*** Fragmento del documento ***

Cuando llegaron las hipertiendas a
Caracas, se volcaron hacia clientes que compraran productos al por mayor.
Diez kilos de pasta de tomate para los restaurantes italianos, paquetes
gigantes de caraotas para los restaurantes criollos, y paquetes
hipergrandes de papel higiénico para oficinas, hoteles, moteles y demás.
Hace algunos años era relativamente fácil
entrar al selecto círculo de compradores de los hipermercados venezolanos.
Total, todos nosotros, pobres miembros de la clase media, hemos registrado
alguna empresa, de maletín (o sólo de papel) es cierto, pero empresa al fin
y al cabo. Los papeles de la empresita creada por si acaso salía algún
proyecto con los organismos multilaterales. Esos papeles de la empresita son
la carta de entrada para que el miembro de la clase media pase a formar
parte de “los afiliados”.
Los afiliados están
obligados a comprar por lo menos una vez cada seis meses, porque de lo
contrario la hipertienda los hundirá en las profundidades del oprobio, lo
retirará de su sistema computarizado y le retirará la tarjeta. Los dueños de
la hipertienda exigen que todo afiliado muestre clara fidelidad. La
traición al juramento de fidelidad será aleccionadoramente punida.
Por ello, los clase media somos bien
juiciosos (como dicen en Bogotá) con nuestra membresía hipercomercial. La
tarjeta de filiación la guardamos celosamente en nuestra cartera, cual
estampita de la Rosa Mística y del Santo Niño. No perdemos oportunidad para
glorificar nuestra membresía ante nuestros semejantes y de noche, mientras
sacamos la cuenta de los gastos de la quincena, la vemos con ojos de ternura
y suspiramos un “que haría yo sin ti”.
Porque ser afiliado nos permite ir a
comprar aquellos paquetes gigantes que antes estaban reservados a los
restaurantes y oficinas. Ahora podemos ir y comprar un paquete con tres
cajotas corn flakes , o una bolsa con seis quilos de espagueti, o una caja
con doce botellas de aceite, o un paquetico de atún ahumado traído de Costa
Rica, que podemos servir como si de tratara de tierno salmón. Después con el
carrito cargado de los hiperpaquetes, los afiliados iremos a la caja para
esperar entre media hora u hora y media. Colas más adecuadas a una tienda
estatal cubana, que para una moderna firma capitalista de alcance global.

***

▶ Tarea del ejercicio
Cita literalmente el pasaje del texto sobre las hipertiendas de Caracas que empieza en "Hace algunos años" y sigue hasta "será aleccionadoramente punida.". Los registros no hacen falta para nada de lo que se pide.

*** Registros de datos ***

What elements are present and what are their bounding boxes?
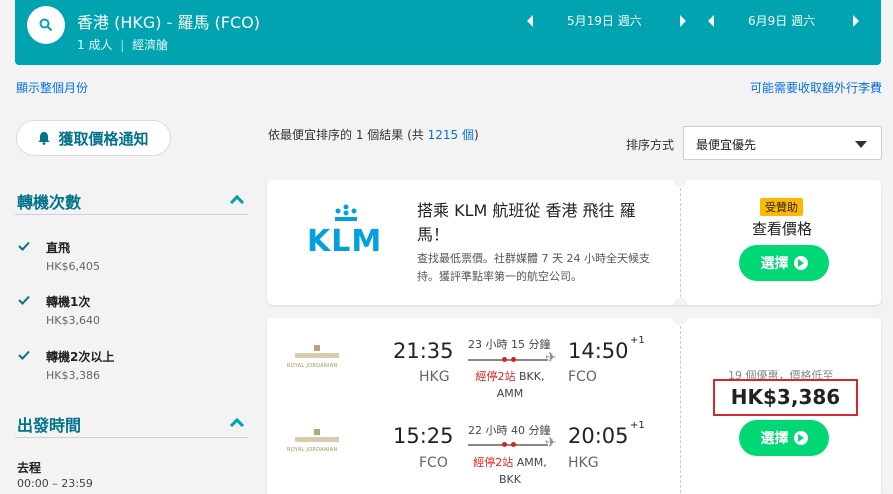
results-sort-word: 最便宜 (280, 128, 317, 142)
leg1-arrive-code: FCO (568, 369, 597, 385)
leg1-depart-code: HKG (419, 369, 450, 385)
results-prefix: 依 (268, 128, 281, 142)
leg1-via2: AMM (496, 387, 524, 400)
sort-value: 最便宜優先 (696, 138, 757, 152)
leg2-stops: 經停2站 AMM, BKK (470, 454, 550, 488)
leg1-flight-line (468, 359, 548, 361)
view-price-label: 查看價格 (752, 220, 813, 238)
extra-fees-link[interactable]: 可能需要收取額外行李費 (750, 79, 882, 96)
stop-dot (511, 357, 516, 362)
card-divider (680, 188, 681, 297)
leg2-arrive-time: 20:05 (568, 424, 629, 448)
card-notch (673, 318, 687, 325)
leg1-arrive-time: 14:50 (568, 339, 629, 363)
route-details: 1 成人 | 經濟艙 (77, 38, 169, 52)
show-month-link[interactable]: 顯示整個月份 (16, 79, 88, 96)
checkbox-checked-icon[interactable] (17, 293, 31, 307)
checkbox-checked-icon[interactable] (17, 348, 31, 362)
arrow-right-icon (793, 256, 808, 270)
depart-time-filter-title[interactable]: 出發時間 (17, 412, 81, 436)
stops-option-label: 轉機2次以上 (46, 350, 115, 364)
prev-depart-icon[interactable] (527, 14, 533, 27)
divider (15, 437, 248, 438)
search-header: 香港 (HKG) - 羅馬 (FCO) 1 成人 | 經濟艙 5月19日 週六 … (15, 0, 881, 65)
stops-option-price: HK$3,386 (46, 369, 100, 382)
results-suffix: ) (473, 128, 479, 142)
return-date[interactable]: 6月9日 週六 (748, 12, 815, 29)
chevron-down-icon (855, 141, 867, 148)
leg2-day-offset: +1 (630, 420, 645, 431)
price-alert-label: 獲取價格通知 (58, 129, 149, 148)
card-notch (673, 298, 687, 305)
sort-select[interactable]: 最便宜優先 (683, 126, 882, 160)
collapse-stops-icon[interactable] (229, 194, 245, 210)
leg1-day-offset: +1 (630, 335, 645, 346)
ad-headline[interactable]: 搭乘 KLM 航班從 香港 飛往 羅馬！ (417, 199, 647, 247)
leg2-duration: 22 小時 40 分鐘 (468, 424, 551, 437)
ad-select-button[interactable]: 選擇 (739, 245, 829, 281)
prev-return-icon[interactable] (708, 14, 714, 27)
collapse-depart-time-icon[interactable] (229, 417, 245, 433)
klm-logo: KLM (307, 224, 383, 259)
route-title[interactable]: 香港 (HKG) - 羅馬 (FCO) (77, 9, 260, 33)
leg2-via2: BKK (499, 473, 521, 486)
card-notch (673, 180, 687, 187)
leg1-stop-count: 經停2站 (475, 370, 516, 383)
airline-name: ROYAL JORDANIAN (287, 363, 338, 369)
stop-dot (502, 442, 507, 447)
leg2-depart-code: FCO (419, 455, 448, 471)
leg1-stops: 經停2站 BKK, AMM (470, 368, 550, 402)
select-label: 選擇 (760, 256, 789, 272)
divider (15, 214, 248, 215)
cabin-class: 經濟艙 (132, 38, 169, 52)
next-depart-icon[interactable] (679, 14, 686, 27)
leg2-arrive-code: HKG (568, 455, 599, 471)
result-price: HK$3,386 (713, 379, 858, 416)
leg2-via: AMM, (516, 456, 547, 469)
stops-filter-title[interactable]: 轉機次數 (17, 189, 81, 213)
results-middle: 排序的 1 個結果 (共 (316, 128, 428, 142)
leg1-depart-time: 21:35 (393, 339, 454, 363)
leg1-via: BKK, (519, 370, 545, 383)
outbound-time-range: 00:00 – 23:59 (17, 477, 93, 490)
leg2-stop-count: 經停2站 (473, 456, 514, 469)
stops-option-price: HK$3,640 (46, 314, 100, 327)
flight-result-card[interactable]: ROYAL JORDANIAN 21:35 HKG 23 小時 15 分鐘 ✈ … (267, 318, 881, 494)
results-summary: 依最便宜排序的 1 個結果 (共 1215 個) (268, 126, 479, 143)
plane-icon: ✈ (545, 350, 557, 366)
result-select-button[interactable]: 選擇 (739, 420, 829, 456)
airline-name: ROYAL JORDANIAN (287, 447, 338, 453)
depart-date[interactable]: 5月19日 週六 (567, 12, 642, 29)
results-total-link[interactable]: 1215 個 (428, 128, 474, 142)
leg1-duration: 23 小時 15 分鐘 (468, 338, 551, 351)
stops-option-label: 直飛 (46, 241, 71, 255)
sort-label: 排序方式 (626, 138, 675, 152)
checkbox-checked-icon[interactable] (17, 239, 31, 253)
stops-option-label: 轉機1次 (46, 295, 91, 309)
depart-date-nav: 5月19日 週六 (527, 12, 686, 29)
card-divider (680, 326, 681, 494)
next-return-icon[interactable] (853, 14, 860, 27)
leg2-flight-line (468, 444, 548, 446)
klm-crown-icon (335, 204, 357, 221)
sponsored-card: KLM 搭乘 KLM 航班從 香港 飛往 羅馬！ 查找最低票價。社群媒體 7 天… (267, 180, 881, 305)
sponsored-badge: 受贊助 (760, 198, 803, 216)
search-button[interactable] (27, 6, 65, 44)
price-alert-button[interactable]: 獲取價格通知 (16, 120, 171, 156)
outbound-label: 去程 (17, 461, 42, 475)
return-date-nav: 6月9日 週六 (708, 12, 860, 29)
arrow-right-icon (793, 431, 808, 445)
leg2-depart-time: 15:25 (393, 424, 454, 448)
bell-icon (38, 132, 50, 145)
select-label: 選擇 (760, 431, 789, 447)
stop-dot (502, 357, 507, 362)
passenger-count: 1 成人 (77, 38, 113, 52)
plane-icon: ✈ (545, 435, 557, 451)
stop-dot (511, 442, 516, 447)
stops-option-price: HK$6,405 (46, 260, 100, 273)
ad-body: 查找最低票價。社群媒體 7 天 24 小時全天候支持。獲評準點率第一的航空公司。 (417, 252, 650, 283)
search-icon (39, 18, 53, 32)
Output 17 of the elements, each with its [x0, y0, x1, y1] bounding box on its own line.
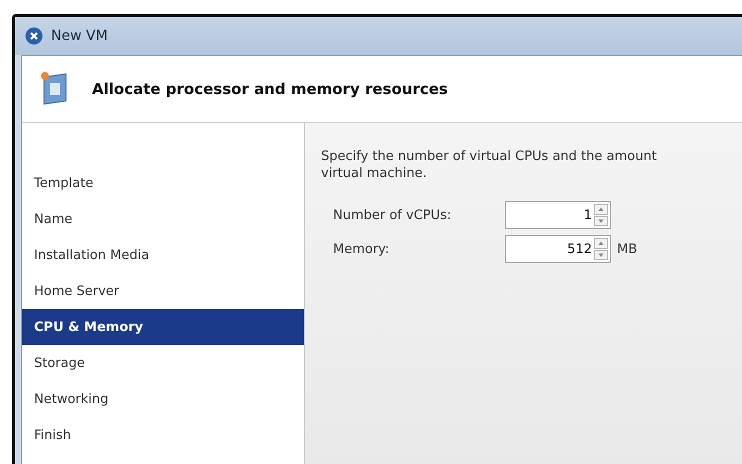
sidebar-item[interactable]: Template — [22, 165, 304, 201]
sidebar-item[interactable]: Installation Media — [22, 237, 304, 273]
spin-field[interactable]: 512 — [505, 235, 611, 263]
close-icon[interactable] — [25, 27, 43, 45]
sidebar-item[interactable]: CPU & Memory — [22, 309, 304, 345]
sidebar-item[interactable]: Networking — [22, 381, 304, 417]
header-title: Allocate processor and memory resources — [92, 80, 448, 98]
field-label: Number of vCPUs: — [333, 208, 452, 222]
field-label: Memory: — [333, 242, 390, 256]
sidebar-item[interactable]: Storage — [22, 345, 304, 381]
unit-label: MB — [617, 242, 638, 256]
sidebar-item[interactable]: Home Server — [22, 273, 304, 309]
spin-field[interactable]: 1 — [505, 201, 611, 229]
sidebar-item[interactable]: Name — [22, 201, 304, 237]
window-title: New VM — [51, 28, 108, 44]
description-text: Specify the number of virtual CPUs and the amount virtual machine. — [321, 148, 658, 182]
sidebar-item[interactable]: Finish — [22, 417, 304, 453]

***

▶ Respuesta escrita
Hace algunos años era relativamente fácil
entrar al selecto círculo de compradores de los hipermercados venezolanos.
Total, todos nosotros, pobres miembros de la clase media, hemos registrado
alguna empresa, de maletín (o sólo de papel) es cierto, pero empresa al fin
y al cabo. Los papeles de la empresita creada por si acaso salía algún
proyecto con los organismos multilaterales. Esos papeles de la empresita son
la carta de entrada para que el miembro de la clase media pase a formar
parte de “los afiliados”.
Los afiliados están
obligados a comprar por lo menos una vez cada seis meses, porque de lo
contrario la hipertienda los hundirá en las profundidades del oprobio, lo
retirará de su sistema computarizado y le retirará la tarjeta. Los dueños de
la hipertienda exigen que todo afiliado muestre clara fidelidad. La
traición al juramento de fidelidad será aleccionadoramente punida.